Given request:
Find the lines containing the word "with" and copy every one of them.

--- Begin ---

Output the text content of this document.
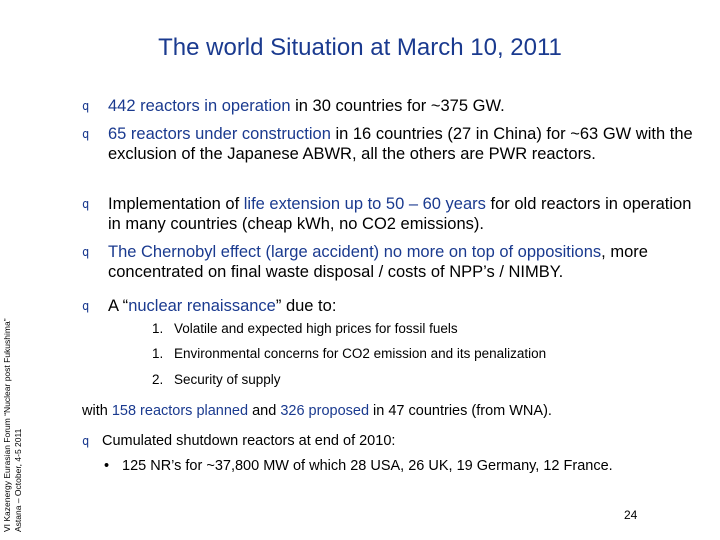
The world Situation at March 10, 2011
q 442 reactors in operation in 30 countries for ~375 GW.
q 65 reactors under construction in 16 countries (27 in China) for ~63 GW with the exclusion of the Japanese ABWR, all the others are PWR reactors.
q Implementation of life extension up to 50 – 60 years for old reactors in operation in many countries (cheap kWh, no CO2 emissions).
q The Chernobyl effect (large accident) no more on top of oppositions, more concentrated on final waste disposal / costs of NPP’s / NIMBY.
q A “nuclear renaissance” due to:
1. Volatile and expected high prices for fossil fuels
1. Environmental concerns for CO2 emission and its penalization
2. Security of supply
with 158 reactors planned and 326 proposed in 47 countries (from WNA).
q Cumulated shutdown reactors at end of 2010:
• 125 NR’s for ~37,800 MW of which 28 USA, 26 UK, 19 Germany, 12 France.
VI Kazenergy Eurasian Forum “Nuclear post Fukushima” Astana – October, 4-5 2011	24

--- End ---

Correct output:
q 65 reactors under construction in 16 countries (27 in China) for ~63 GW with the exclusion of the Japanese ABWR, all the others are PWR reactors.
with 158 reactors planned and 326 proposed in 47 countries (from WNA).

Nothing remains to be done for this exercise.